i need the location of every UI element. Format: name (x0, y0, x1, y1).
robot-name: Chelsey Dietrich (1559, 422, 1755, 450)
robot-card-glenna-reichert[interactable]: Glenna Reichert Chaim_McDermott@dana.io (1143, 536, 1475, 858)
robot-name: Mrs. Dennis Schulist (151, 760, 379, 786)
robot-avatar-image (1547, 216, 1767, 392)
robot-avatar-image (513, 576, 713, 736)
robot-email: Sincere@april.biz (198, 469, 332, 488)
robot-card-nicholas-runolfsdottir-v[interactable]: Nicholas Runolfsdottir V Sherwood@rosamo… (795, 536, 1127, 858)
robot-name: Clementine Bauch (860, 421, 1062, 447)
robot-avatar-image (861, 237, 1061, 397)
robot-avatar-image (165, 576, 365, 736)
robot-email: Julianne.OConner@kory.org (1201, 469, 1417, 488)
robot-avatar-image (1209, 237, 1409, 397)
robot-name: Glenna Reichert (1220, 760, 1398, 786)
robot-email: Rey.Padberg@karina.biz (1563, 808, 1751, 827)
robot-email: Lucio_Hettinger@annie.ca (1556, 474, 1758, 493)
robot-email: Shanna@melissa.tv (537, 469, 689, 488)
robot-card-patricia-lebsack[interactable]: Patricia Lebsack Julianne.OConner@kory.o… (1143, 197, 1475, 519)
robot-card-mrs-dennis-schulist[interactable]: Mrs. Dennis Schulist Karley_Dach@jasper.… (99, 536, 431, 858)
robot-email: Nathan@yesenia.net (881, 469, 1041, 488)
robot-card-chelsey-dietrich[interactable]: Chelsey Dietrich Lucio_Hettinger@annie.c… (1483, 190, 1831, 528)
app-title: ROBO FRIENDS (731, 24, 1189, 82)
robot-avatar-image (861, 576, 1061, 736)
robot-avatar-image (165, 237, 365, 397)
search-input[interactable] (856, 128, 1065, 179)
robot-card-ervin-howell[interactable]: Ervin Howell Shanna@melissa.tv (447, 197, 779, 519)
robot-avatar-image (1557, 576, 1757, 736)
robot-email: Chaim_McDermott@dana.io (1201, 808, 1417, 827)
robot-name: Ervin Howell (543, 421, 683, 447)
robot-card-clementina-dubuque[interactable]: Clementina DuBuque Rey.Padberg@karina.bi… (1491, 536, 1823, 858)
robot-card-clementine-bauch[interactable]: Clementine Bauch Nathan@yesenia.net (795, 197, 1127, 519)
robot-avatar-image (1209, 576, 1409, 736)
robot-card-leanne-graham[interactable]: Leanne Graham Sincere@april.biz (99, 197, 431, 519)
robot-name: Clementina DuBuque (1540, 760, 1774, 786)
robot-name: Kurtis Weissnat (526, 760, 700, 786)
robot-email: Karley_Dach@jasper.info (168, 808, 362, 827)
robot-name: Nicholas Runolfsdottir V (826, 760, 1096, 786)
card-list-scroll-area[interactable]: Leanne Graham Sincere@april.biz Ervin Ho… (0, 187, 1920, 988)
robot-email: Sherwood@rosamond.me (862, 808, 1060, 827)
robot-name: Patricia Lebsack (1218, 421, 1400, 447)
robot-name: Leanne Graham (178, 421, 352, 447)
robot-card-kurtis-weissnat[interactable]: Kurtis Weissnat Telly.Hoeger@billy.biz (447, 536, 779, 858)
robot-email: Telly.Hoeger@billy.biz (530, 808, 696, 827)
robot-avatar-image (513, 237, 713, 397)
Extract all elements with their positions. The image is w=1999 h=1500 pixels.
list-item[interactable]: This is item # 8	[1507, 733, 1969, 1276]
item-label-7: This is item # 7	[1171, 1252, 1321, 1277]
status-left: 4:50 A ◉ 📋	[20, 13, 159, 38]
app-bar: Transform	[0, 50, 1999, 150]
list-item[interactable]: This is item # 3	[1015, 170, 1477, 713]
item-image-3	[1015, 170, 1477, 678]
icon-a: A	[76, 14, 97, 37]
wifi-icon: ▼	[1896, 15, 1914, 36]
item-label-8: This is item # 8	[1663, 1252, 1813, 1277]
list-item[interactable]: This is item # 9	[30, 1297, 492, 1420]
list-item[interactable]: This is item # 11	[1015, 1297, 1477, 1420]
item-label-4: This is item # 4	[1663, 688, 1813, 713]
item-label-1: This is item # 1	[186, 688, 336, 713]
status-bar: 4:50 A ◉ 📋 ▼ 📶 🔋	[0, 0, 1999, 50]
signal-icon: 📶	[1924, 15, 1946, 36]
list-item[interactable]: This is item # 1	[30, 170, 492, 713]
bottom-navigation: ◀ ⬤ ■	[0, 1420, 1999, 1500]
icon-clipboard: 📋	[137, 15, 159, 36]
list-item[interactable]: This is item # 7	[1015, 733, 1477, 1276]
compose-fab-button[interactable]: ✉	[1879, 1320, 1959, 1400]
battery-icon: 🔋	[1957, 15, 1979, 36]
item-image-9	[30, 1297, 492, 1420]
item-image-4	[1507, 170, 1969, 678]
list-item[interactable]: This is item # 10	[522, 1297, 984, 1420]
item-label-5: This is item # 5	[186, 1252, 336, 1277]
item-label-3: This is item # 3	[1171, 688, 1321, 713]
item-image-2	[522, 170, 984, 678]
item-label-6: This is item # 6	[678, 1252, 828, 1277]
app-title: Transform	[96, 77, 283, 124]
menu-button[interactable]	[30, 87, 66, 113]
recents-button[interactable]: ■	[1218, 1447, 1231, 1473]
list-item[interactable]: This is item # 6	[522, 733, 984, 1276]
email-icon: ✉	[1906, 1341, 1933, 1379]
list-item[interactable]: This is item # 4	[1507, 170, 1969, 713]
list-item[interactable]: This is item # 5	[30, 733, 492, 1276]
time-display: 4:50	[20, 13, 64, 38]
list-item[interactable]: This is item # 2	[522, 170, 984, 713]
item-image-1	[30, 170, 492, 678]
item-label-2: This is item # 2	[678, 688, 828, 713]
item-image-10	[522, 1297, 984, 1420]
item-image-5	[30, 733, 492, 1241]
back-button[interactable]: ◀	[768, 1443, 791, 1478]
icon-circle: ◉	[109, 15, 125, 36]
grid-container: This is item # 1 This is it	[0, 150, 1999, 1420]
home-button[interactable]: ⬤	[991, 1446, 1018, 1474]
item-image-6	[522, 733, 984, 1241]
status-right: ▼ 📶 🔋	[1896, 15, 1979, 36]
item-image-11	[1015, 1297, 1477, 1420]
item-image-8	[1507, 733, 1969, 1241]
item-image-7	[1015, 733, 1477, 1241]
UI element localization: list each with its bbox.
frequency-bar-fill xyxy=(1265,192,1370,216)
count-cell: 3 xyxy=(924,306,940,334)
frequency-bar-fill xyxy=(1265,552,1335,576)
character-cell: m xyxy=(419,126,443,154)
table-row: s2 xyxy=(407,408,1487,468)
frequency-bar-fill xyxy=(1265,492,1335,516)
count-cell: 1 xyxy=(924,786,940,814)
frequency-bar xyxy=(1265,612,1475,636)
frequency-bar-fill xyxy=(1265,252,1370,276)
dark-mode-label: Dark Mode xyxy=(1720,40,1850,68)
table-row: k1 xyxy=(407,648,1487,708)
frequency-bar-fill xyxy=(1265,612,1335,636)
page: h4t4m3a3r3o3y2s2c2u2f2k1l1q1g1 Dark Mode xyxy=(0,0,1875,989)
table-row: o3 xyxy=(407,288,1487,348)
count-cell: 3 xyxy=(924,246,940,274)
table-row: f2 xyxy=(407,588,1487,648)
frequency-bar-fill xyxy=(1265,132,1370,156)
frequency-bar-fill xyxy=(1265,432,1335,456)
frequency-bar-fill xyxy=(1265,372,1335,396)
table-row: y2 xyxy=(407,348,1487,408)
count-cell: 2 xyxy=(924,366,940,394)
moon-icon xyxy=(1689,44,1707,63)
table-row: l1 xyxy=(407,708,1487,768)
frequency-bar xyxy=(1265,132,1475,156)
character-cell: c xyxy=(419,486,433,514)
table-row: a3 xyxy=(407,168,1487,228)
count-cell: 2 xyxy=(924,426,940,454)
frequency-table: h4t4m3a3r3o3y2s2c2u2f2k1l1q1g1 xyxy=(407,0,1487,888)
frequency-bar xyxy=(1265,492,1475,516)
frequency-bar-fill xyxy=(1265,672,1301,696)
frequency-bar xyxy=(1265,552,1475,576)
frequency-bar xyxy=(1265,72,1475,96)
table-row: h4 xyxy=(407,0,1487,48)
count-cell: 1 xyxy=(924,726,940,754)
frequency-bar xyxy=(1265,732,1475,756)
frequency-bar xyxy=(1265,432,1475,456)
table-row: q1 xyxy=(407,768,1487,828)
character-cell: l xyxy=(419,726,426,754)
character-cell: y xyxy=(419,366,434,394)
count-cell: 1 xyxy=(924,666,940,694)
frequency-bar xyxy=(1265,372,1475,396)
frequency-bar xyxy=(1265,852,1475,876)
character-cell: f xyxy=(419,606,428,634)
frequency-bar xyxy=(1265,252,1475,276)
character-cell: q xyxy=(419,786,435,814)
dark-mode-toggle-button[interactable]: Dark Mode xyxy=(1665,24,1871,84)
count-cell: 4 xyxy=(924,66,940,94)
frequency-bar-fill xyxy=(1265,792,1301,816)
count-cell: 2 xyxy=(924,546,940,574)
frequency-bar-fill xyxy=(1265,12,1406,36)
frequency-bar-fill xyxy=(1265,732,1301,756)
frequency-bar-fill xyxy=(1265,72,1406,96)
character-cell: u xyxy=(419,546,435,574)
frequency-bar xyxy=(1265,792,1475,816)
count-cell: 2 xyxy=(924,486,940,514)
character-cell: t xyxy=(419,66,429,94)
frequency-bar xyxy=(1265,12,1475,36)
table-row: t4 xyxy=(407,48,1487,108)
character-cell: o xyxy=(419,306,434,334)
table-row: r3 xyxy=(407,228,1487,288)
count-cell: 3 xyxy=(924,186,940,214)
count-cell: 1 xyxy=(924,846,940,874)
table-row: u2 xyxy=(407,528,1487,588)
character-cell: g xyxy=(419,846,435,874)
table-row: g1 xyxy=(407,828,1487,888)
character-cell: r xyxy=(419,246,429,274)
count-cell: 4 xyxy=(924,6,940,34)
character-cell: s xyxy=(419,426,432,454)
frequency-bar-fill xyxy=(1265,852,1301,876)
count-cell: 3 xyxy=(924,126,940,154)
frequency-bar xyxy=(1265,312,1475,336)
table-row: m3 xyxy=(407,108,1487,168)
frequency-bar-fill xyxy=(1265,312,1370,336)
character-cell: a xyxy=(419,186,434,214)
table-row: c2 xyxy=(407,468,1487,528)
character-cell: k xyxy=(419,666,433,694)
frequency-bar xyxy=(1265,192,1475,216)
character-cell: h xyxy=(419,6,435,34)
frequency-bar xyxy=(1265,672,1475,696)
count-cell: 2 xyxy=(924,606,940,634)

----

Requirement:
Please reproduce the entries starting at the first one and ending at the line containing "robot-card-clementina-dubuque[interactable]: Clementina DuBuque", substituting "contact-email" for every "robot-email" and changing nothing else.

Exercise result:
i need the location of every UI element. Format: name (x0, y0, x1, y1).
robot-name: Chelsey Dietrich (1559, 422, 1755, 450)
robot-card-glenna-reichert[interactable]: Glenna Reichert Chaim_McDermott@dana.io (1143, 536, 1475, 858)
robot-name: Mrs. Dennis Schulist (151, 760, 379, 786)
robot-avatar-image (1547, 216, 1767, 392)
robot-avatar-image (513, 576, 713, 736)
contact-email: Sincere@april.biz (198, 469, 332, 488)
robot-card-nicholas-runolfsdottir-v[interactable]: Nicholas Runolfsdottir V Sherwood@rosamo… (795, 536, 1127, 858)
robot-name: Clementine Bauch (860, 421, 1062, 447)
robot-avatar-image (861, 237, 1061, 397)
robot-avatar-image (165, 576, 365, 736)
contact-email: Julianne.OConner@kory.org (1201, 469, 1417, 488)
robot-avatar-image (1209, 237, 1409, 397)
robot-name: Glenna Reichert (1220, 760, 1398, 786)
contact-email: Rey.Padberg@karina.biz (1563, 808, 1751, 827)
contact-email: Lucio_Hettinger@annie.ca (1556, 474, 1758, 493)
contact-email: Shanna@melissa.tv (537, 469, 689, 488)
robot-card-patricia-lebsack[interactable]: Patricia Lebsack Julianne.OConner@kory.o… (1143, 197, 1475, 519)
robot-card-mrs-dennis-schulist[interactable]: Mrs. Dennis Schulist Karley_Dach@jasper.… (99, 536, 431, 858)
contact-email: Nathan@yesenia.net (881, 469, 1041, 488)
robot-card-chelsey-dietrich[interactable]: Chelsey Dietrich Lucio_Hettinger@annie.c… (1483, 190, 1831, 528)
app-title: ROBO FRIENDS (731, 24, 1189, 82)
robot-avatar-image (861, 576, 1061, 736)
robot-avatar-image (165, 237, 365, 397)
search-input[interactable] (856, 128, 1065, 179)
robot-card-ervin-howell[interactable]: Ervin Howell Shanna@melissa.tv (447, 197, 779, 519)
robot-avatar-image (1557, 576, 1757, 736)
contact-email: Chaim_McDermott@dana.io (1201, 808, 1417, 827)
robot-name: Ervin Howell (543, 421, 683, 447)
robot-card-clementina-dubuque[interactable]: Clementina DuBuque Rey.Padberg@karina.bi… (1491, 536, 1823, 858)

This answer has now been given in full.